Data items
= = = = = = =
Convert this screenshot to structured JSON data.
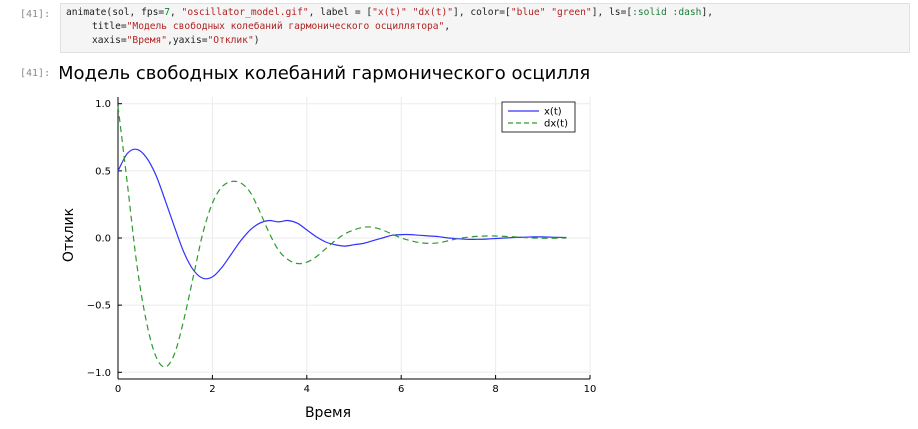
{
  "input_cell": {
    "prompt": "[41]:",
    "code_lines": [
      [
        {
          "t": "animate(sol, fps=",
          "c": "plain"
        },
        {
          "t": "7",
          "c": "num"
        },
        {
          "t": ", ",
          "c": "plain"
        },
        {
          "t": "\"oscillator_model.gif\"",
          "c": "str"
        },
        {
          "t": ", label = [",
          "c": "plain"
        },
        {
          "t": "\"x(t)\"",
          "c": "str"
        },
        {
          "t": " ",
          "c": "plain"
        },
        {
          "t": "\"dx(t)\"",
          "c": "str"
        },
        {
          "t": "], color=[",
          "c": "plain"
        },
        {
          "t": "\"blue\"",
          "c": "str"
        },
        {
          "t": " ",
          "c": "plain"
        },
        {
          "t": "\"green\"",
          "c": "str"
        },
        {
          "t": "], ls=[",
          "c": "plain"
        },
        {
          "t": ":solid :dash",
          "c": "sym"
        },
        {
          "t": "],",
          "c": "plain"
        }
      ],
      [
        {
          "t": "title=",
          "c": "plain"
        },
        {
          "t": "\"Модель свободных колебаний гармонического осциллятора\"",
          "c": "str"
        },
        {
          "t": ",",
          "c": "plain"
        }
      ],
      [
        {
          "t": "xaxis=",
          "c": "plain"
        },
        {
          "t": "\"Время\"",
          "c": "str"
        },
        {
          "t": ",yaxis=",
          "c": "plain"
        },
        {
          "t": "\"Отклик\"",
          "c": "str"
        },
        {
          "t": ")",
          "c": "plain"
        }
      ]
    ]
  },
  "output_cell": {
    "prompt": "[41]:"
  },
  "colors": {
    "x_series": "#3232ff",
    "dx_series": "#2e9a2e"
  },
  "chart_data": {
    "type": "line",
    "title": "Модель свободных колебаний гармонического осцилля",
    "xlabel": "Время",
    "ylabel": "Отклик",
    "xlim": [
      0,
      10
    ],
    "ylim": [
      -1.05,
      1.05
    ],
    "xticks": [
      0,
      2,
      4,
      6,
      8,
      10
    ],
    "yticks": [
      -1.0,
      -0.5,
      0.0,
      0.5,
      1.0
    ],
    "ytick_labels": [
      "−1.0",
      "−0.5",
      "0.0",
      "0.5",
      "1.0"
    ],
    "grid": true,
    "legend_position": "top-right",
    "series": [
      {
        "name": "x(t)",
        "style": "solid",
        "x": [
          0,
          0.2,
          0.4,
          0.6,
          0.8,
          1.0,
          1.2,
          1.4,
          1.6,
          1.8,
          2.0,
          2.2,
          2.4,
          2.6,
          2.8,
          3.0,
          3.2,
          3.4,
          3.6,
          3.8,
          4.0,
          4.2,
          4.4,
          4.6,
          4.8,
          5.0,
          5.2,
          5.4,
          5.6,
          5.8,
          6.0,
          6.2,
          6.4,
          6.6,
          6.8,
          7.0,
          7.2,
          7.4,
          7.6,
          7.8,
          8.0,
          8.2,
          8.4,
          8.6,
          8.8,
          9.0,
          9.2,
          9.5
        ],
        "y": [
          0.5,
          0.63,
          0.66,
          0.6,
          0.47,
          0.28,
          0.08,
          -0.11,
          -0.24,
          -0.3,
          -0.29,
          -0.22,
          -0.12,
          -0.02,
          0.06,
          0.11,
          0.13,
          0.12,
          0.13,
          0.11,
          0.06,
          0.01,
          -0.03,
          -0.05,
          -0.06,
          -0.05,
          -0.04,
          -0.02,
          0.0,
          0.02,
          0.025,
          0.025,
          0.02,
          0.015,
          0.01,
          0.0,
          -0.005,
          -0.01,
          -0.01,
          -0.008,
          -0.004,
          0.0,
          0.004,
          0.006,
          0.008,
          0.008,
          0.006,
          0.004
        ]
      },
      {
        "name": "dx(t)",
        "style": "dash",
        "x": [
          0,
          0.2,
          0.4,
          0.6,
          0.8,
          1.0,
          1.2,
          1.4,
          1.6,
          1.8,
          2.0,
          2.2,
          2.4,
          2.6,
          2.8,
          3.0,
          3.2,
          3.4,
          3.6,
          3.8,
          4.0,
          4.2,
          4.4,
          4.6,
          4.8,
          5.0,
          5.2,
          5.4,
          5.6,
          5.8,
          6.0,
          6.2,
          6.4,
          6.6,
          6.8,
          7.0,
          7.2,
          7.4,
          7.6,
          7.8,
          8.0,
          8.2,
          8.4,
          8.6,
          8.8,
          9.0,
          9.2,
          9.5
        ],
        "y": [
          0.98,
          0.4,
          -0.2,
          -0.62,
          -0.88,
          -0.96,
          -0.86,
          -0.6,
          -0.28,
          0.04,
          0.26,
          0.38,
          0.42,
          0.41,
          0.34,
          0.2,
          0.04,
          -0.09,
          -0.16,
          -0.19,
          -0.18,
          -0.14,
          -0.08,
          -0.02,
          0.03,
          0.06,
          0.08,
          0.08,
          0.06,
          0.03,
          0.0,
          -0.02,
          -0.035,
          -0.04,
          -0.035,
          -0.02,
          -0.005,
          0.005,
          0.012,
          0.015,
          0.015,
          0.012,
          0.008,
          0.004,
          0.0,
          -0.002,
          -0.002,
          0.0
        ]
      }
    ]
  }
}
= = = = = = =
#### PROMPT
All the material shown above is to be copied exactly, with no pictures carried over.

#### WORKED SOLUTION
Convert this screenshot to structured JSON data.
{
  "input_cell": {
    "prompt": "[41]:",
    "code_lines": [
      [
        {
          "t": "animate(sol, fps=",
          "c": "plain"
        },
        {
          "t": "7",
          "c": "num"
        },
        {
          "t": ", ",
          "c": "plain"
        },
        {
          "t": "\"oscillator_model.gif\"",
          "c": "str"
        },
        {
          "t": ", label = [",
          "c": "plain"
        },
        {
          "t": "\"x(t)\"",
          "c": "str"
        },
        {
          "t": " ",
          "c": "plain"
        },
        {
          "t": "\"dx(t)\"",
          "c": "str"
        },
        {
          "t": "], color=[",
          "c": "plain"
        },
        {
          "t": "\"blue\"",
          "c": "str"
        },
        {
          "t": " ",
          "c": "plain"
        },
        {
          "t": "\"green\"",
          "c": "str"
        },
        {
          "t": "], ls=[",
          "c": "plain"
        },
        {
          "t": ":solid :dash",
          "c": "sym"
        },
        {
          "t": "],",
          "c": "plain"
        }
      ],
      [
        {
          "t": "title=",
          "c": "plain"
        },
        {
          "t": "\"Модель свободных колебаний гармонического осциллятора\"",
          "c": "str"
        },
        {
          "t": ",",
          "c": "plain"
        }
      ],
      [
        {
          "t": "xaxis=",
          "c": "plain"
        },
        {
          "t": "\"Время\"",
          "c": "str"
        },
        {
          "t": ",yaxis=",
          "c": "plain"
        },
        {
          "t": "\"Отклик\"",
          "c": "str"
        },
        {
          "t": ")",
          "c": "plain"
        }
      ]
    ]
  },
  "output_cell": {
    "prompt": "[41]:"
  },
  "colors": {
    "x_series": "#3232ff",
    "dx_series": "#2e9a2e"
  },
  "chart_data": {
    "type": "line",
    "title": "Модель свободных колебаний гармонического осцилля",
    "xlabel": "Время",
    "ylabel": "Отклик",
    "xlim": [
      0,
      10
    ],
    "ylim": [
      -1.05,
      1.05
    ],
    "xticks": [
      0,
      2,
      4,
      6,
      8,
      10
    ],
    "yticks": [
      -1.0,
      -0.5,
      0.0,
      0.5,
      1.0
    ],
    "ytick_labels": [
      "−1.0",
      "−0.5",
      "0.0",
      "0.5",
      "1.0"
    ],
    "grid": true,
    "legend_position": "top-right",
    "series": [
      {
        "name": "x(t)",
        "style": "solid",
        "x": [
          0,
          0.2,
          0.4,
          0.6,
          0.8,
          1.0,
          1.2,
          1.4,
          1.6,
          1.8,
          2.0,
          2.2,
          2.4,
          2.6,
          2.8,
          3.0,
          3.2,
          3.4,
          3.6,
          3.8,
          4.0,
          4.2,
          4.4,
          4.6,
          4.8,
          5.0,
          5.2,
          5.4,
          5.6,
          5.8,
          6.0,
          6.2,
          6.4,
          6.6,
          6.8,
          7.0,
          7.2,
          7.4,
          7.6,
          7.8,
          8.0,
          8.2,
          8.4,
          8.6,
          8.8,
          9.0,
          9.2,
          9.5
        ],
        "y": [
          0.5,
          0.63,
          0.66,
          0.6,
          0.47,
          0.28,
          0.08,
          -0.11,
          -0.24,
          -0.3,
          -0.29,
          -0.22,
          -0.12,
          -0.02,
          0.06,
          0.11,
          0.13,
          0.12,
          0.13,
          0.11,
          0.06,
          0.01,
          -0.03,
          -0.05,
          -0.06,
          -0.05,
          -0.04,
          -0.02,
          0.0,
          0.02,
          0.025,
          0.025,
          0.02,
          0.015,
          0.01,
          0.0,
          -0.005,
          -0.01,
          -0.01,
          -0.008,
          -0.004,
          0.0,
          0.004,
          0.006,
          0.008,
          0.008,
          0.006,
          0.004
        ]
      },
      {
        "name": "dx(t)",
        "style": "dash",
        "x": [
          0,
          0.2,
          0.4,
          0.6,
          0.8,
          1.0,
          1.2,
          1.4,
          1.6,
          1.8,
          2.0,
          2.2,
          2.4,
          2.6,
          2.8,
          3.0,
          3.2,
          3.4,
          3.6,
          3.8,
          4.0,
          4.2,
          4.4,
          4.6,
          4.8,
          5.0,
          5.2,
          5.4,
          5.6,
          5.8,
          6.0,
          6.2,
          6.4,
          6.6,
          6.8,
          7.0,
          7.2,
          7.4,
          7.6,
          7.8,
          8.0,
          8.2,
          8.4,
          8.6,
          8.8,
          9.0,
          9.2,
          9.5
        ],
        "y": [
          0.98,
          0.4,
          -0.2,
          -0.62,
          -0.88,
          -0.96,
          -0.86,
          -0.6,
          -0.28,
          0.04,
          0.26,
          0.38,
          0.42,
          0.41,
          0.34,
          0.2,
          0.04,
          -0.09,
          -0.16,
          -0.19,
          -0.18,
          -0.14,
          -0.08,
          -0.02,
          0.03,
          0.06,
          0.08,
          0.08,
          0.06,
          0.03,
          0.0,
          -0.02,
          -0.035,
          -0.04,
          -0.035,
          -0.02,
          -0.005,
          0.005,
          0.012,
          0.015,
          0.015,
          0.012,
          0.008,
          0.004,
          0.0,
          -0.002,
          -0.002,
          0.0
        ]
      }
    ]
  }
}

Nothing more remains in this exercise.